(Entries taken from a collection)
*****
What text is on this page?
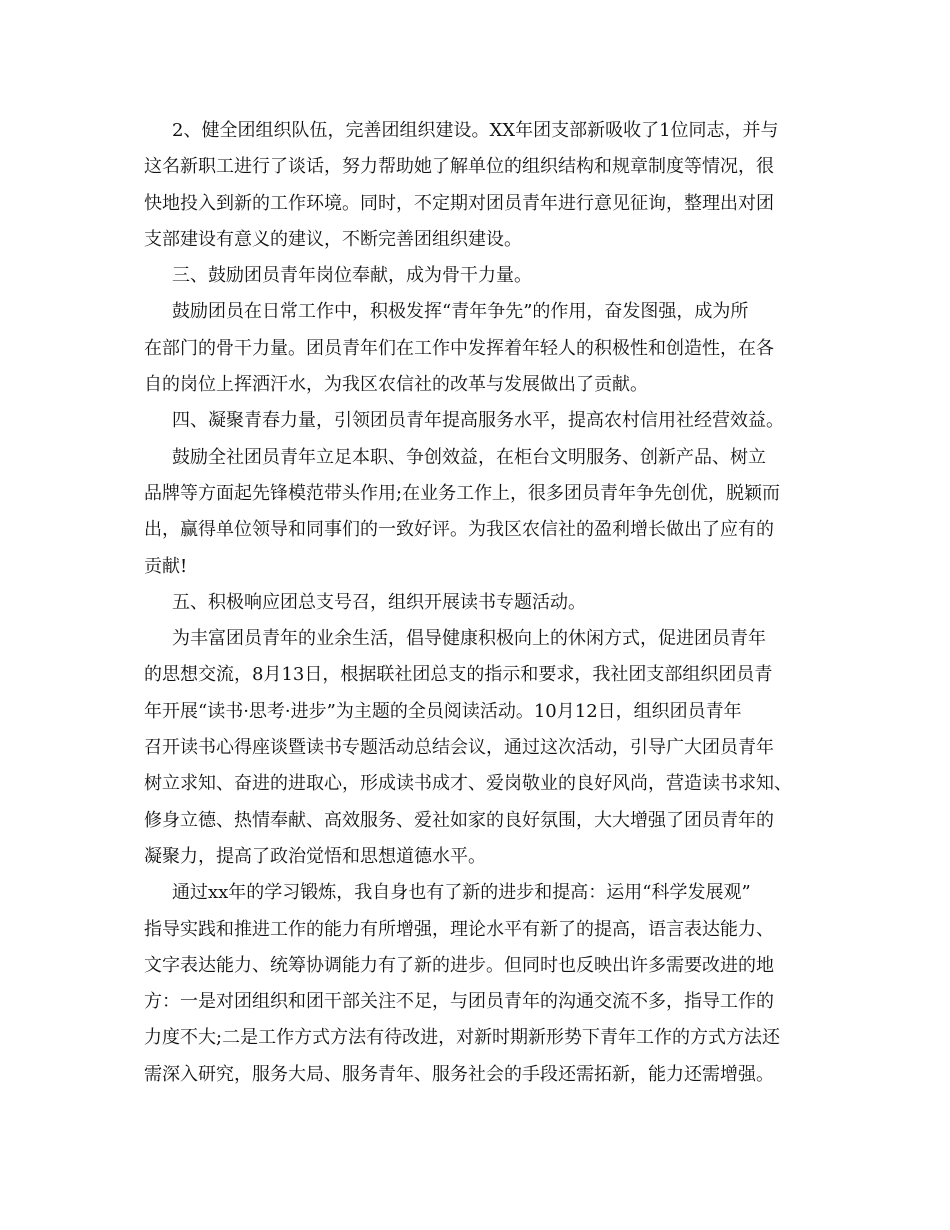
2、健全团组织队伍，完善团组织建设。XX年团支部新吸收了1位同志，并与
这名新职工进行了谈话，努力帮助她了解单位的组织结构和规章制度等情况，很
快地投入到新的工作环境。同时，不定期对团员青年进行意见征询，整理出对团
支部建设有意义的建议，不断完善团组织建设。
三、鼓励团员青年岗位奉献，成为骨干力量。
鼓励团员在日常工作中，积极发挥“青年争先”的作用，奋发图强，成为所
在部门的骨干力量。团员青年们在工作中发挥着年轻人的积极性和创造性，在各
自的岗位上挥洒汗水，为我区农信社的改革与发展做出了贡献。
四、凝聚青春力量，引领团员青年提高服务水平，提高农村信用社经营效益。
鼓励全社团员青年立足本职、争创效益，在柜台文明服务、创新产品、树立
品牌等方面起先锋模范带头作用;在业务工作上，很多团员青年争先创优，脱颖而
出，赢得单位领导和同事们的一致好评。为我区农信社的盈利增长做出了应有的
贡献!
五、积极响应团总支号召，组织开展读书专题活动。
为丰富团员青年的业余生活，倡导健康积极向上的休闲方式，促进团员青年
的思想交流，8月13日，根据联社团总支的指示和要求，我社团支部组织团员青
年开展“读书·思考·进步”为主题的全员阅读活动。10月12日，组织团员青年
召开读书心得座谈暨读书专题活动总结会议，通过这次活动，引导广大团员青年
树立求知、奋进的进取心，形成读书成才、爱岗敬业的良好风尚，营造读书求知、
修身立德、热情奉献、高效服务、爱社如家的良好氛围，大大增强了团员青年的
凝聚力，提高了政治觉悟和思想道德水平。
通过xx年的学习锻炼，我自身也有了新的进步和提高：运用“科学发展观”
指导实践和推进工作的能力有所增强，理论水平有新了的提高，语言表达能力、
文字表达能力、统筹协调能力有了新的进步。但同时也反映出许多需要改进的地
方：一是对团组织和团干部关注不足，与团员青年的沟通交流不多，指导工作的
力度不大;二是工作方式方法有待改进，对新时期新形势下青年工作的方式方法还
需深入研究，服务大局、服务青年、服务社会的手段还需拓新，能力还需增强。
*****
• _WHAT IS BEING ASKED_: Restate the records word for word, omitting images.

• _ANSWER TO THE TASK_:
What text is on this page?
2、健全团组织队伍，完善团组织建设。XX年团支部新吸收了1位同志，并与
这名新职工进行了谈话，努力帮助她了解单位的组织结构和规章制度等情况，很
快地投入到新的工作环境。同时，不定期对团员青年进行意见征询，整理出对团
支部建设有意义的建议，不断完善团组织建设。
三、鼓励团员青年岗位奉献，成为骨干力量。
鼓励团员在日常工作中，积极发挥“青年争先”的作用，奋发图强，成为所
在部门的骨干力量。团员青年们在工作中发挥着年轻人的积极性和创造性，在各
自的岗位上挥洒汗水，为我区农信社的改革与发展做出了贡献。
四、凝聚青春力量，引领团员青年提高服务水平，提高农村信用社经营效益。
鼓励全社团员青年立足本职、争创效益，在柜台文明服务、创新产品、树立
品牌等方面起先锋模范带头作用;在业务工作上，很多团员青年争先创优，脱颖而
出，赢得单位领导和同事们的一致好评。为我区农信社的盈利增长做出了应有的
贡献!
五、积极响应团总支号召，组织开展读书专题活动。
为丰富团员青年的业余生活，倡导健康积极向上的休闲方式，促进团员青年
的思想交流，8月13日，根据联社团总支的指示和要求，我社团支部组织团员青
年开展“读书·思考·进步”为主题的全员阅读活动。10月12日，组织团员青年
召开读书心得座谈暨读书专题活动总结会议，通过这次活动，引导广大团员青年
树立求知、奋进的进取心，形成读书成才、爱岗敬业的良好风尚，营造读书求知、
修身立德、热情奉献、高效服务、爱社如家的良好氛围，大大增强了团员青年的
凝聚力，提高了政治觉悟和思想道德水平。
通过xx年的学习锻炼，我自身也有了新的进步和提高：运用“科学发展观”
指导实践和推进工作的能力有所增强，理论水平有新了的提高，语言表达能力、
文字表达能力、统筹协调能力有了新的进步。但同时也反映出许多需要改进的地
方：一是对团组织和团干部关注不足，与团员青年的沟通交流不多，指导工作的
力度不大;二是工作方式方法有待改进，对新时期新形势下青年工作的方式方法还
需深入研究，服务大局、服务青年、服务社会的手段还需拓新，能力还需增强。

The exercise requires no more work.